WORK REQUIRED ▸ Where a line holds the string "Patent", return that line.

DATA ROWS ▸
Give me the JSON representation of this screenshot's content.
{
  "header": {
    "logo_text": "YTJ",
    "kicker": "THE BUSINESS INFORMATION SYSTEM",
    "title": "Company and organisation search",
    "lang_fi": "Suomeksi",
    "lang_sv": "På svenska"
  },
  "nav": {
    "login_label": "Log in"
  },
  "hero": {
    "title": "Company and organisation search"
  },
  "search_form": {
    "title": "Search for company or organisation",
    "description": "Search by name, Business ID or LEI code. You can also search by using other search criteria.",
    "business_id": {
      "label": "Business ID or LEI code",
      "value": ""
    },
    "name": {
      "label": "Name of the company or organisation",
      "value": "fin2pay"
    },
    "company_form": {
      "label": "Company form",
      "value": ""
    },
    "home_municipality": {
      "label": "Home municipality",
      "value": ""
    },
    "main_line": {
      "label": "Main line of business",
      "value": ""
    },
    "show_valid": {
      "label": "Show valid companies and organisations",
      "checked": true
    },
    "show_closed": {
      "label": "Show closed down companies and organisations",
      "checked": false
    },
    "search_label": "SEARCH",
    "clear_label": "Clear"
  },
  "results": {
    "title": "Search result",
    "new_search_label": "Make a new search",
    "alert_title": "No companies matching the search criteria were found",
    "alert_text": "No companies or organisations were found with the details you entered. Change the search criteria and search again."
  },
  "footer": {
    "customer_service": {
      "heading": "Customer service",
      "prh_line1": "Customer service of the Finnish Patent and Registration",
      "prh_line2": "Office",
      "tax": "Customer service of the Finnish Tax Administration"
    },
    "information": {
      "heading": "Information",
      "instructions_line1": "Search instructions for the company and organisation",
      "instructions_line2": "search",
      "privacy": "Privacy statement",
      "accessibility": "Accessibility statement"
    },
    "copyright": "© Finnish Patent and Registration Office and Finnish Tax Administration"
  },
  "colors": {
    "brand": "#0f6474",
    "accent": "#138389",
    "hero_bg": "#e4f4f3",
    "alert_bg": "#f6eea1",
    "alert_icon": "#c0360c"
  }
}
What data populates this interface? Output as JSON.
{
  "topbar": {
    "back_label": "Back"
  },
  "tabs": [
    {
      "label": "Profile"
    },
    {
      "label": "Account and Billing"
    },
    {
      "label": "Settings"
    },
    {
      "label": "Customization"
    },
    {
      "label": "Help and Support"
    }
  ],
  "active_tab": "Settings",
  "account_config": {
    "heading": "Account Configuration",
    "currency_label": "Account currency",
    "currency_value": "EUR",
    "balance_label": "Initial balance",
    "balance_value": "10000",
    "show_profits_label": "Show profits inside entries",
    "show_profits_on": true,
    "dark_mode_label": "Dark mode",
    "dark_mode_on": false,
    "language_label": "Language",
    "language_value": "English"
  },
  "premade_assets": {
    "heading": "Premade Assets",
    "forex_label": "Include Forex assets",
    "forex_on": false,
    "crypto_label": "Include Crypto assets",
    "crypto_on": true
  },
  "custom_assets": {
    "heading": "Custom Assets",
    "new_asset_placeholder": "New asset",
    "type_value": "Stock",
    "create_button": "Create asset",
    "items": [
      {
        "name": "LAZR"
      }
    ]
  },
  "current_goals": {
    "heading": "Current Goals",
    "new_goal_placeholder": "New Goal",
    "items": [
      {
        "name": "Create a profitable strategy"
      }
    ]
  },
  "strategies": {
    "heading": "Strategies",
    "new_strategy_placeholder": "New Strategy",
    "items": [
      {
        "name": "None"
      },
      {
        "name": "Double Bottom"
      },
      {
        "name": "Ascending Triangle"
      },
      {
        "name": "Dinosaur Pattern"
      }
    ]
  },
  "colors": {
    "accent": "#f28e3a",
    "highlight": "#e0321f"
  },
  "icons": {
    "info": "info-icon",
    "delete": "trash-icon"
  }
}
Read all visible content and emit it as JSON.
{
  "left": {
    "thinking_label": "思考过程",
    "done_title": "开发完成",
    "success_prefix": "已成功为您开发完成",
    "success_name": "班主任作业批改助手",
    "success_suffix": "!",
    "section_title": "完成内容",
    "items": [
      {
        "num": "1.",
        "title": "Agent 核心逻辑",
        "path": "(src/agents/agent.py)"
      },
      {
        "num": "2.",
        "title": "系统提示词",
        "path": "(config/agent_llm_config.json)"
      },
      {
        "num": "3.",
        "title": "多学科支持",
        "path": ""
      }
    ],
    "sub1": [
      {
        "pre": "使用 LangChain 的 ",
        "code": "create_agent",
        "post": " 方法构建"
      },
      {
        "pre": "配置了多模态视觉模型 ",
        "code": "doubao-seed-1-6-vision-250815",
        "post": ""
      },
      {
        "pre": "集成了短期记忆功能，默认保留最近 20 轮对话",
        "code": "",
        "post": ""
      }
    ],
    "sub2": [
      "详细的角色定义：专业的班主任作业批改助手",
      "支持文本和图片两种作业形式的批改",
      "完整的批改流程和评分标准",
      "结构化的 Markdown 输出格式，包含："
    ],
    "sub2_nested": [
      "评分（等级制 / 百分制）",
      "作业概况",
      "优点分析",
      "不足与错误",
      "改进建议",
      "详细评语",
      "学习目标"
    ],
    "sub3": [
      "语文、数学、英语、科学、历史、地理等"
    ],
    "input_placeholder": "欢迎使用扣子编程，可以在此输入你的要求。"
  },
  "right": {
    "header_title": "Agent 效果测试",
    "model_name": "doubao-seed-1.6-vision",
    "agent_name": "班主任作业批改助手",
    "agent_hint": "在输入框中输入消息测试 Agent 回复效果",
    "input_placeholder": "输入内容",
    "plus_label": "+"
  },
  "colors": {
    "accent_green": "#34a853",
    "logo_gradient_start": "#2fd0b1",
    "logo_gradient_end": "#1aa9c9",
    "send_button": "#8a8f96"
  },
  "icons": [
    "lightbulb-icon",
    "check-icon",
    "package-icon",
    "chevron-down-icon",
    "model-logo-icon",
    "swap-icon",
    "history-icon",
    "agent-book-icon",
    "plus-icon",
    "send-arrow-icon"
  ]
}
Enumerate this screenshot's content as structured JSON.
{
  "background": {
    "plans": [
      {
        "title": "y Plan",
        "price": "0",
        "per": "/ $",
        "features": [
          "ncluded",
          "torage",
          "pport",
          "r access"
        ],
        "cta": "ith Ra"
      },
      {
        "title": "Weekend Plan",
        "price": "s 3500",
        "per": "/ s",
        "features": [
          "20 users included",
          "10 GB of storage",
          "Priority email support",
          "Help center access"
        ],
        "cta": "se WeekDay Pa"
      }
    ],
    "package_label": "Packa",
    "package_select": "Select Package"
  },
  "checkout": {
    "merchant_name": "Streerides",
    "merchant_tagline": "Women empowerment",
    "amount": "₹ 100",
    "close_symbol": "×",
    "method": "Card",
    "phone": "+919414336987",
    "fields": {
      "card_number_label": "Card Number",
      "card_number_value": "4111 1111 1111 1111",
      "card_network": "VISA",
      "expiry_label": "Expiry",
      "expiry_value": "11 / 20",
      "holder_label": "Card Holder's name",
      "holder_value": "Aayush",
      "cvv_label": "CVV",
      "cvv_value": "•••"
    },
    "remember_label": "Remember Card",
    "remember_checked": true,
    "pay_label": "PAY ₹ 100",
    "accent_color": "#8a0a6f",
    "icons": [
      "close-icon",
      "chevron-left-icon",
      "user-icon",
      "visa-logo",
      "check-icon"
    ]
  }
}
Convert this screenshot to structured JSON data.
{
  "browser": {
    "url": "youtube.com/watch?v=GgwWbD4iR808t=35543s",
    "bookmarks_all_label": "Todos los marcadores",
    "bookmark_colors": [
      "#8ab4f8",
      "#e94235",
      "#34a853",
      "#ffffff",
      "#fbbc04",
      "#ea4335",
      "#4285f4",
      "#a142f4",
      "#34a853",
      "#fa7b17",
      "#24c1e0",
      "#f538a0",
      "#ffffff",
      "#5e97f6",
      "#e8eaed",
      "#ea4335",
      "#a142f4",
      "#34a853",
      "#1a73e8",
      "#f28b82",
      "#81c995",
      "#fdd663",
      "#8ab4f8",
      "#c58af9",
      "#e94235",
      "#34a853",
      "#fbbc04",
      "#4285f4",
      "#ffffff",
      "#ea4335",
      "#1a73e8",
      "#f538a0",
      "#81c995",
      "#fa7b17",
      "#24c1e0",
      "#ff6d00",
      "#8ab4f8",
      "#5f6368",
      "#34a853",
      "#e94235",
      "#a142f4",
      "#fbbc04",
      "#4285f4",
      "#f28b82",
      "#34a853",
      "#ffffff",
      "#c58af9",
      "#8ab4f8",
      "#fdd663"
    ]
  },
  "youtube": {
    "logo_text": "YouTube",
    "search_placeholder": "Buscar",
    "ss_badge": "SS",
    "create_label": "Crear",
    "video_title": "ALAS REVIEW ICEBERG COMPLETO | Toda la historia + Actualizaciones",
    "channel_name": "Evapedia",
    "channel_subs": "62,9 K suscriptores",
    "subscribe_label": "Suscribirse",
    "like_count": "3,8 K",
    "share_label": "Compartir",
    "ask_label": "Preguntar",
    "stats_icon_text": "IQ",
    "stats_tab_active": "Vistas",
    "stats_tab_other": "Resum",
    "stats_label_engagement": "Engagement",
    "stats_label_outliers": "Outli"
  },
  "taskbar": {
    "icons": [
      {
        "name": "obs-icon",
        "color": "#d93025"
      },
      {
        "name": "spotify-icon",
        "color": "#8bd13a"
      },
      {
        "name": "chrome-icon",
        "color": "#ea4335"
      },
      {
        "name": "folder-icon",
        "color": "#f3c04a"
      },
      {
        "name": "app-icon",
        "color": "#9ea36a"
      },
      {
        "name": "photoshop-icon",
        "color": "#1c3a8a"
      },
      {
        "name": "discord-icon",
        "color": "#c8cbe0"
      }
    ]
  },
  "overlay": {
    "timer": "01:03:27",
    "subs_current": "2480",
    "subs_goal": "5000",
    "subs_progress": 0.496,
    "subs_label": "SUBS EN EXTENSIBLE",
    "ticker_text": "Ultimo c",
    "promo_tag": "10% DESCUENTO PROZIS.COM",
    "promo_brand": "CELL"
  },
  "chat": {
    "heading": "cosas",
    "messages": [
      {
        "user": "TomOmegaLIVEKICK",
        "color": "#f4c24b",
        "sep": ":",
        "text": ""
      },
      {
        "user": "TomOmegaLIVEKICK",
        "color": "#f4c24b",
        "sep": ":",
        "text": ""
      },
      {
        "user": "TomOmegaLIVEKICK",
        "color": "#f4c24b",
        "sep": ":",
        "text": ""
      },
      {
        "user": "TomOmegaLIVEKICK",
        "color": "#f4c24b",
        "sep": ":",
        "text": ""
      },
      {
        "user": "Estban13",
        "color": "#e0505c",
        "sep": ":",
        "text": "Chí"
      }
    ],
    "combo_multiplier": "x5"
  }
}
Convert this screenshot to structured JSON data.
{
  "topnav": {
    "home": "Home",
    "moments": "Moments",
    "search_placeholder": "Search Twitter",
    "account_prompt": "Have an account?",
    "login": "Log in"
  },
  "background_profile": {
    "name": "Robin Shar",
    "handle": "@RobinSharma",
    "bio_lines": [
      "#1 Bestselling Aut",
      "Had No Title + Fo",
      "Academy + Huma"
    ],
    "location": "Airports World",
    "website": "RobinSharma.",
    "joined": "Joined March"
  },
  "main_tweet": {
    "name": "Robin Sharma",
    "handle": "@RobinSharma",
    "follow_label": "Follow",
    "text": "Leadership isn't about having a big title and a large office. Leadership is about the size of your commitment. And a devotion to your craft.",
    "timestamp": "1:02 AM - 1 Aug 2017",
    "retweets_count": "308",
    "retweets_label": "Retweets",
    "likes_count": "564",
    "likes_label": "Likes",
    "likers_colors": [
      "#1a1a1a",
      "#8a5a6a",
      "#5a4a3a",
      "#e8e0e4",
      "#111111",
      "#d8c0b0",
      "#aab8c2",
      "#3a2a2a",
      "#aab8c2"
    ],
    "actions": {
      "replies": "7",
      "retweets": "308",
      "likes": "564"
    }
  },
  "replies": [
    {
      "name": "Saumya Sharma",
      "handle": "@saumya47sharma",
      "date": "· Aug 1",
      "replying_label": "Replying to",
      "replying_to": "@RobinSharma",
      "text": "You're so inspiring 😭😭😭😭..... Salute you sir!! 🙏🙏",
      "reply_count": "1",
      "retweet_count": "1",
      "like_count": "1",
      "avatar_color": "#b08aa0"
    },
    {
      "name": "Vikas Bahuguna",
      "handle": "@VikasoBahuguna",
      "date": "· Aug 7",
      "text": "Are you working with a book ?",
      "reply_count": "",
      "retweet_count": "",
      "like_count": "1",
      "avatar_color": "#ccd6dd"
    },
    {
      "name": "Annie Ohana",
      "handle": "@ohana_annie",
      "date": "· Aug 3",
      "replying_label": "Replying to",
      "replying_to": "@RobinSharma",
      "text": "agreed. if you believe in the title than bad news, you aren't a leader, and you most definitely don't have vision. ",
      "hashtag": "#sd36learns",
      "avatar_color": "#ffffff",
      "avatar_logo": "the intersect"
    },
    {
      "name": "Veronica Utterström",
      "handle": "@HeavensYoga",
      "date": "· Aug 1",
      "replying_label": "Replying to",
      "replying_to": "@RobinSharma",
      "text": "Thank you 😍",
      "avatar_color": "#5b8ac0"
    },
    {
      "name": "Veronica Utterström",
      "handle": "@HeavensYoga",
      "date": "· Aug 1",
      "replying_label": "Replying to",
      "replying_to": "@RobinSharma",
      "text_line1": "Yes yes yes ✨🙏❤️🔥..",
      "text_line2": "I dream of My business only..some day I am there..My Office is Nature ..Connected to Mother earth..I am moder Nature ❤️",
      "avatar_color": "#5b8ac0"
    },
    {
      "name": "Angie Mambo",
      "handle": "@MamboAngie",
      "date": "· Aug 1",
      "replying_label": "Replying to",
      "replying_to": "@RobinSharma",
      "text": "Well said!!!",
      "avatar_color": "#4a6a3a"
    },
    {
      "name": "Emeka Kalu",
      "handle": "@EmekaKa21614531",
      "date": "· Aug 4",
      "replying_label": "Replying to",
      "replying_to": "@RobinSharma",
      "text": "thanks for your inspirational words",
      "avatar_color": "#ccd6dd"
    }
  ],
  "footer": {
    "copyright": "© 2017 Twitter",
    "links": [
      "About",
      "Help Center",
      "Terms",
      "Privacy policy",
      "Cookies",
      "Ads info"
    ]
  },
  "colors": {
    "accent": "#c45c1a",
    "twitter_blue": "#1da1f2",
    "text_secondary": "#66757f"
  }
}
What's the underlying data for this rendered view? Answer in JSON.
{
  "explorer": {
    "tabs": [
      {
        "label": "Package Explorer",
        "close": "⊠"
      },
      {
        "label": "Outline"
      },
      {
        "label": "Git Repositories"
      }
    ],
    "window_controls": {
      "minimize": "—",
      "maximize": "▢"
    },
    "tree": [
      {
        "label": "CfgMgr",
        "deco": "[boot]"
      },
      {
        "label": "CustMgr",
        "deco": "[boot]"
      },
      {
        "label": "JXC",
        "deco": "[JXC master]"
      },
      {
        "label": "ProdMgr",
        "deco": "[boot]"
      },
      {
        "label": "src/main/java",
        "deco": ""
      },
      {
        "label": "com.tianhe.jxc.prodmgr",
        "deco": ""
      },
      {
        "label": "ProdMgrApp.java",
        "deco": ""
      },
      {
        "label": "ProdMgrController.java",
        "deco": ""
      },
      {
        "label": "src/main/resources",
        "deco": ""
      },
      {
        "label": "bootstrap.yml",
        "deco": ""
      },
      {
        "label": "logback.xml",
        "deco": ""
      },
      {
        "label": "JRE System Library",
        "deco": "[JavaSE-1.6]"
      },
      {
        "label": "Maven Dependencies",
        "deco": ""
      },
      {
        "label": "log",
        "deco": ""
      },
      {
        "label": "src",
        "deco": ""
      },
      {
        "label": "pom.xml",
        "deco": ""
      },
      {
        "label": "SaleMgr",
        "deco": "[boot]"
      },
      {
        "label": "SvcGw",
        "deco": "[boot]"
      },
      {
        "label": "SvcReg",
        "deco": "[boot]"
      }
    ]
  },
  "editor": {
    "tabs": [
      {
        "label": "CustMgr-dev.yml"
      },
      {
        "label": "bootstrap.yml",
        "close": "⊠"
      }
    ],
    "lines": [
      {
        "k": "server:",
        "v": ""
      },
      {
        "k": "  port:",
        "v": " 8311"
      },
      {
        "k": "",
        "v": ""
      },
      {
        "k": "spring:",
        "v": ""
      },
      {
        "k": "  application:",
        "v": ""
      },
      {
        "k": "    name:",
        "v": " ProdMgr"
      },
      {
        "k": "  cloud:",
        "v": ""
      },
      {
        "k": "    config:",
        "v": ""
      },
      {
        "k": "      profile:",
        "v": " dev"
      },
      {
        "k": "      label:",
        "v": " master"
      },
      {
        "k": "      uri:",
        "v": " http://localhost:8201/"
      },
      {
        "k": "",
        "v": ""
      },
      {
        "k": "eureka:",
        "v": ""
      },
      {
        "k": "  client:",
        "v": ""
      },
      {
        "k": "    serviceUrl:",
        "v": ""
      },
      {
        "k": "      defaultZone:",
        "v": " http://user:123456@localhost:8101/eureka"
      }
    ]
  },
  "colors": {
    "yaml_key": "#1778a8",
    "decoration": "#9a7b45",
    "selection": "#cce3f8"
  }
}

TASK SOLUTION ▸
      "prh_line1": "Customer service of the Finnish Patent and Registration",
    "copyright": "© Finnish Patent and Registration Office and Finnish Tax Administration"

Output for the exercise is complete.